## Work required
Copy out the listing that follows exactly, dropping every picture.

## Excerpted data

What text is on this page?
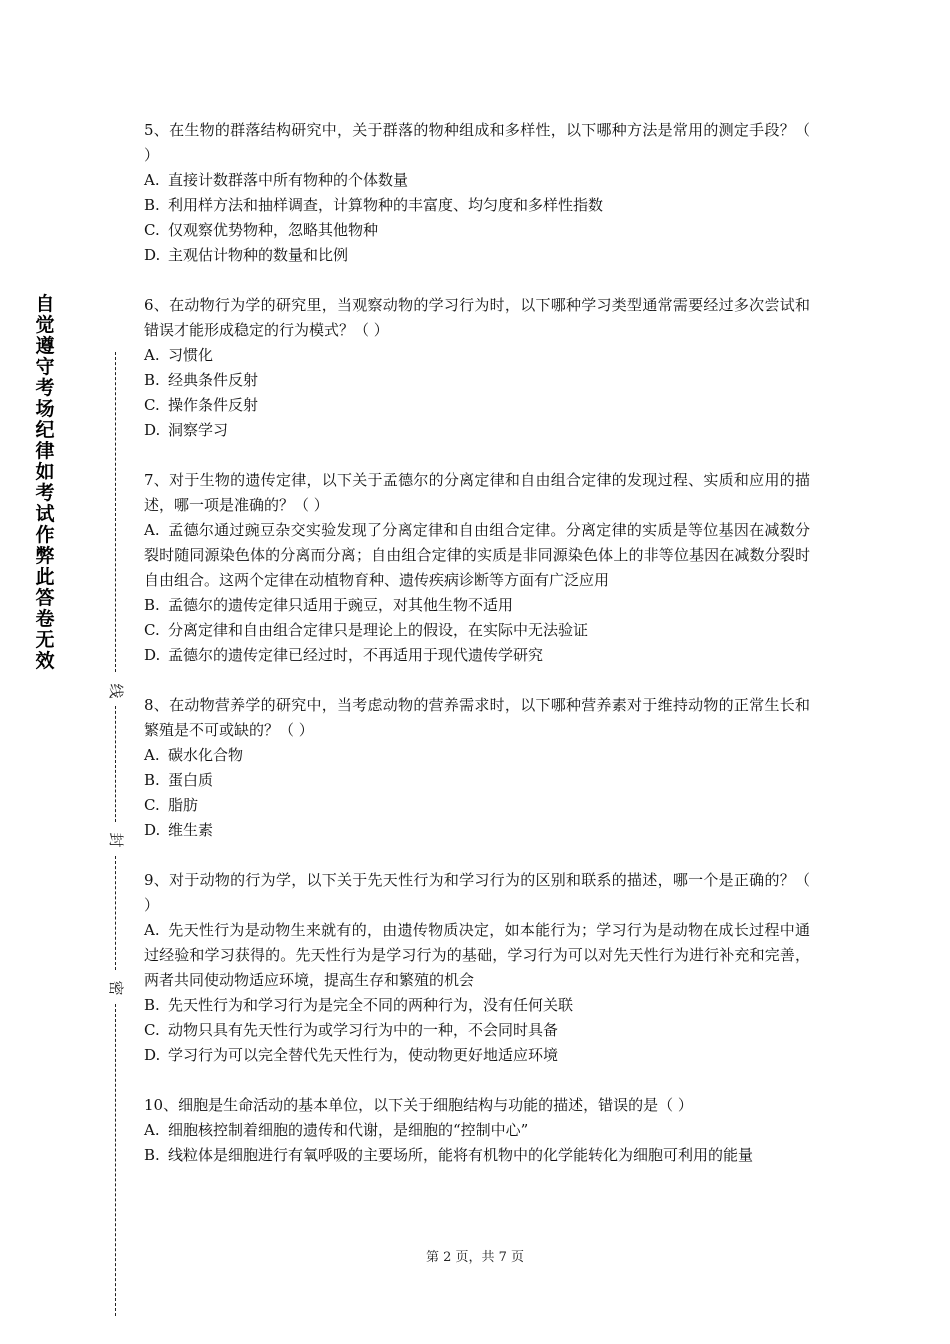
自觉遵守考场纪律如考试作弊此答卷无效
线
封
密

5、在生物的群落结构研究中，关于群落的物种组成和多样性，以下哪种方法是常用的测定手段？（ ）

A. 直接计数群落中所有物种的个体数量

B. 利用样方法和抽样调查，计算物种的丰富度、均匀度和多样性指数

C. 仅观察优势物种，忽略其他物种

D. 主观估计物种的数量和比例

6、在动物行为学的研究里，当观察动物的学习行为时，以下哪种学习类型通常需要经过多次尝试和错误才能形成稳定的行为模式？（ ）

A. 习惯化

B. 经典条件反射

C. 操作条件反射

D. 洞察学习

7、对于生物的遗传定律，以下关于孟德尔的分离定律和自由组合定律的发现过程、实质和应用的描述，哪一项是准确的？（ ）

A. 孟德尔通过豌豆杂交实验发现了分离定律和自由组合定律。分离定律的实质是等位基因在减数分裂时随同源染色体的分离而分离；自由组合定律的实质是非同源染色体上的非等位基因在减数分裂时自由组合。这两个定律在动植物育种、遗传疾病诊断等方面有广泛应用

B. 孟德尔的遗传定律只适用于豌豆，对其他生物不适用

C. 分离定律和自由组合定律只是理论上的假设，在实际中无法验证

D. 孟德尔的遗传定律已经过时，不再适用于现代遗传学研究

8、在动物营养学的研究中，当考虑动物的营养需求时，以下哪种营养素对于维持动物的正常生长和繁殖是不可或缺的？（ ）

A. 碳水化合物

B. 蛋白质

C. 脂肪

D. 维生素

9、对于动物的行为学，以下关于先天性行为和学习行为的区别和联系的描述，哪一个是正确的？（ ）

A. 先天性行为是动物生来就有的，由遗传物质决定，如本能行为；学习行为是动物在成长过程中通过经验和学习获得的。先天性行为是学习行为的基础，学习行为可以对先天性行为进行补充和完善，两者共同使动物适应环境，提高生存和繁殖的机会

B. 先天性行为和学习行为是完全不同的两种行为，没有任何关联

C. 动物只具有先天性行为或学习行为中的一种，不会同时具备

D. 学习行为可以完全替代先天性行为，使动物更好地适应环境

10、细胞是生命活动的基本单位，以下关于细胞结构与功能的描述，错误的是（ ）

A. 细胞核控制着细胞的遗传和代谢，是细胞的“控制中心”

B. 线粒体是细胞进行有氧呼吸的主要场所，能将有机物中的化学能转化为细胞可利用的能量

第 2 页，共 7 页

## Solution to the problem
What text is on this page?
自觉遵守考场纪律如考试作弊此答卷无效
线
封
密

5、在生物的群落结构研究中，关于群落的物种组成和多样性，以下哪种方法是常用的测定手段？（ ）

A. 直接计数群落中所有物种的个体数量

B. 利用样方法和抽样调查，计算物种的丰富度、均匀度和多样性指数

C. 仅观察优势物种，忽略其他物种

D. 主观估计物种的数量和比例

6、在动物行为学的研究里，当观察动物的学习行为时，以下哪种学习类型通常需要经过多次尝试和错误才能形成稳定的行为模式？（ ）

A. 习惯化

B. 经典条件反射

C. 操作条件反射

D. 洞察学习

7、对于生物的遗传定律，以下关于孟德尔的分离定律和自由组合定律的发现过程、实质和应用的描述，哪一项是准确的？（ ）

A. 孟德尔通过豌豆杂交实验发现了分离定律和自由组合定律。分离定律的实质是等位基因在减数分裂时随同源染色体的分离而分离；自由组合定律的实质是非同源染色体上的非等位基因在减数分裂时自由组合。这两个定律在动植物育种、遗传疾病诊断等方面有广泛应用

B. 孟德尔的遗传定律只适用于豌豆，对其他生物不适用

C. 分离定律和自由组合定律只是理论上的假设，在实际中无法验证

D. 孟德尔的遗传定律已经过时，不再适用于现代遗传学研究

8、在动物营养学的研究中，当考虑动物的营养需求时，以下哪种营养素对于维持动物的正常生长和繁殖是不可或缺的？（ ）

A. 碳水化合物

B. 蛋白质

C. 脂肪

D. 维生素

9、对于动物的行为学，以下关于先天性行为和学习行为的区别和联系的描述，哪一个是正确的？（ ）

A. 先天性行为是动物生来就有的，由遗传物质决定，如本能行为；学习行为是动物在成长过程中通过经验和学习获得的。先天性行为是学习行为的基础，学习行为可以对先天性行为进行补充和完善，两者共同使动物适应环境，提高生存和繁殖的机会

B. 先天性行为和学习行为是完全不同的两种行为，没有任何关联

C. 动物只具有先天性行为或学习行为中的一种，不会同时具备

D. 学习行为可以完全替代先天性行为，使动物更好地适应环境

10、细胞是生命活动的基本单位，以下关于细胞结构与功能的描述，错误的是（ ）

A. 细胞核控制着细胞的遗传和代谢，是细胞的“控制中心”

B. 线粒体是细胞进行有氧呼吸的主要场所，能将有机物中的化学能转化为细胞可利用的能量

第 2 页，共 7 页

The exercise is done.